**TEXTE**
============

Le coup de la libération va-t-il progressivement se muer en véritable coup de force contre les libertés fondamentales reconnus à tous nos concitoyens dans ce pays ? Il y a tout lieu de le redouter, avec le traitement à la limite de la torture morale et de l’humiliation, infligé à une dizaine de syndicalistes de la SEEG qui portaient la voix de leurs collègues en revendiquant le paiement du 13ème mois par l’entreprise toujours pas correcte…A leur libération du B2, tous les agents ou presque se sont fait un covo en guise de solidarité avant de déposer un préavis de grève à leur direction générale, le 11 décembre 2023 dernier. Et si les méthodes d’un temps qu’on croyait révolu, réactivées par la direction générale de la contre ingérence et de la sécurité militaire (B2), produisaient à terme, l’inverse des effets d’intimidation recherchée ?

============

**TRAVAIL À FAIRE**
- 1) Répondez brièvement d'après l'extrait sur les syndicalistes de la SEEG :
(a) Combien de syndicalistes ont subi le traitement dénoncé ?
(b) Quel paiement réclamaient-ils à l'entreprise ?
(c) À quelle date le préavis de grève a-t-il été déposé ?
- 2) Recopiez sans rien changer le passage de l'extrait qui s'ouvre sur les mots « Le coup de la » et se ferme sur « d’intimidation recherchée ? ».
Les entrées ne sont pas utiles pour cet exercice.

============

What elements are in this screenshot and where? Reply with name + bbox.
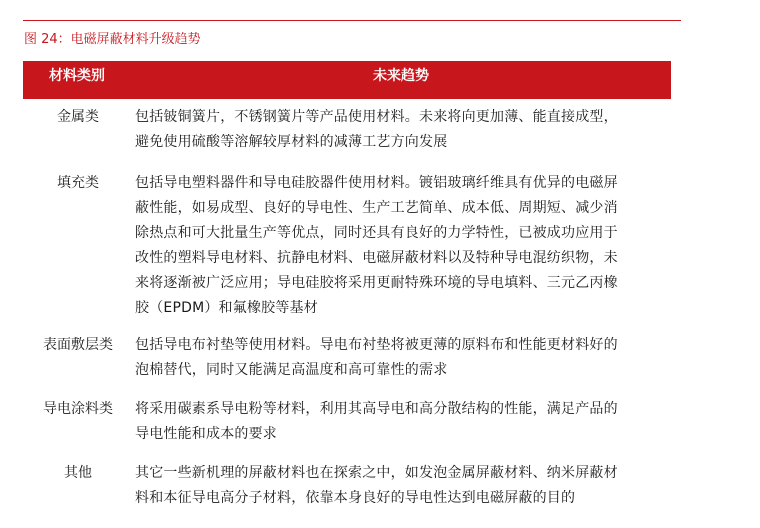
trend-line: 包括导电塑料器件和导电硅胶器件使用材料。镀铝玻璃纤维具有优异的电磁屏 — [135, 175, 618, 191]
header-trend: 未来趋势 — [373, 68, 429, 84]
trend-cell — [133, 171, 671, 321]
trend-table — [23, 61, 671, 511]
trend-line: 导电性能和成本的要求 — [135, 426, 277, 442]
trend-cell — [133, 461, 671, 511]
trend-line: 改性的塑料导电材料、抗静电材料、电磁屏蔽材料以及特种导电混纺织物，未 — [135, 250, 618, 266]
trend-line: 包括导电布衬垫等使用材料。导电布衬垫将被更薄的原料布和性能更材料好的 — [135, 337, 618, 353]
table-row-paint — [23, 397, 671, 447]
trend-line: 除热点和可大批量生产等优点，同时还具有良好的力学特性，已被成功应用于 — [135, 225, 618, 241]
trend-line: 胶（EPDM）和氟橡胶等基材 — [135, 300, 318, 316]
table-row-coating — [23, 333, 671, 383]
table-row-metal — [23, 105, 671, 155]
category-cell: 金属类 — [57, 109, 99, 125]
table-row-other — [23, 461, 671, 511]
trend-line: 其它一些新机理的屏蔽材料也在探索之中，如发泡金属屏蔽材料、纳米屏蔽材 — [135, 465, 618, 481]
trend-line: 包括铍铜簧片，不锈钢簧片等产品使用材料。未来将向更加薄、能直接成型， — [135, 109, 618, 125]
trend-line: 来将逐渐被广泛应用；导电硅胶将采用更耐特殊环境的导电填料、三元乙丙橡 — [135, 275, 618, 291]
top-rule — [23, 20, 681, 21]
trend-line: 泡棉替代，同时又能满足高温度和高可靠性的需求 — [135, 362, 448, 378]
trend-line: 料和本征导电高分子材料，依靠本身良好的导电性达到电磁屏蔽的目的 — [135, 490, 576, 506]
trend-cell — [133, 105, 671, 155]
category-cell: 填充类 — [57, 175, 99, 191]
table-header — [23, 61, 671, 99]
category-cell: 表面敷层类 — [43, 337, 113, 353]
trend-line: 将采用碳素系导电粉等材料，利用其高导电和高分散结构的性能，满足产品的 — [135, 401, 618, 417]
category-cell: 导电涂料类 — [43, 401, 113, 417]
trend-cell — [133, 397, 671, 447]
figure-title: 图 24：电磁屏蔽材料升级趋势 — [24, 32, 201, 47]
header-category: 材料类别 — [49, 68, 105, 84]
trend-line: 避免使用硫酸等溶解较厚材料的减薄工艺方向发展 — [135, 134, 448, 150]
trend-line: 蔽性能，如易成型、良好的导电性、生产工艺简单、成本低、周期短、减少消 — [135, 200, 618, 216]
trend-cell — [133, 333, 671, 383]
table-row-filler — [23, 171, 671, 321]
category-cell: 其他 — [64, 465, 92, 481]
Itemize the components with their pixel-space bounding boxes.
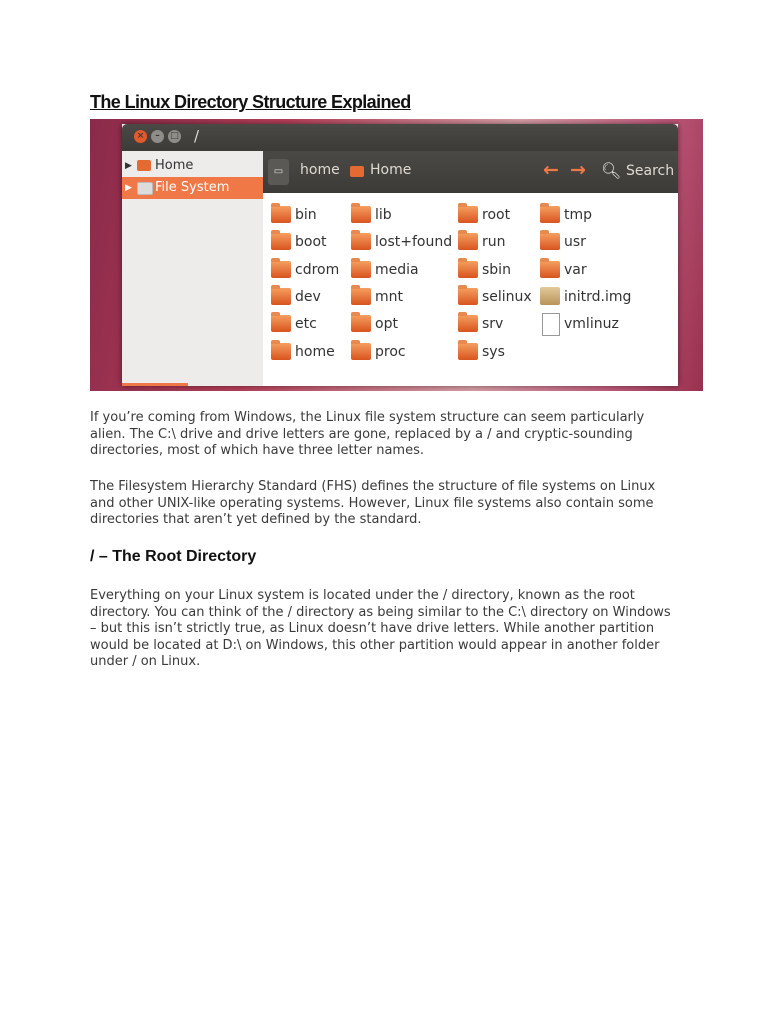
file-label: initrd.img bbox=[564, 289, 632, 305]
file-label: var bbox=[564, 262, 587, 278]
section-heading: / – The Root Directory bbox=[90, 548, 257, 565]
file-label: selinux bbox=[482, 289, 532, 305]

============

**CORRIGÉ DE L'EXERCICE**
- 1)
(a) Une dizaine.
(b) Le paiement du 13ème mois.
(c) Le 11 décembre 2023.

- 2)
Le coup de la libération va-t-il progressivement se muer en véritable coup de force contre les libertés fondamentales reconnus à tous nos concitoyens dans ce pays ? Il y a tout lieu de le redouter, avec le traitement à la limite de la torture morale et de l’humiliation, infligé à une dizaine de syndicalistes de la SEEG qui portaient la voix de leurs collègues en revendiquant le paiement du 13ème mois par l’entreprise toujours pas correcte…A leur libération du B2, tous les agents ou presque se sont fait un covo en guise de solidarité avant de déposer un préavis de grève à leur direction générale, le 11 décembre 2023 dernier. Et si les méthodes d’un temps qu’on croyait révolu, réactivées par la direction générale de la contre ingérence et de la sécurité militaire (B2), produisaient à terme, l’inverse des effets d’intimidation recherchée ?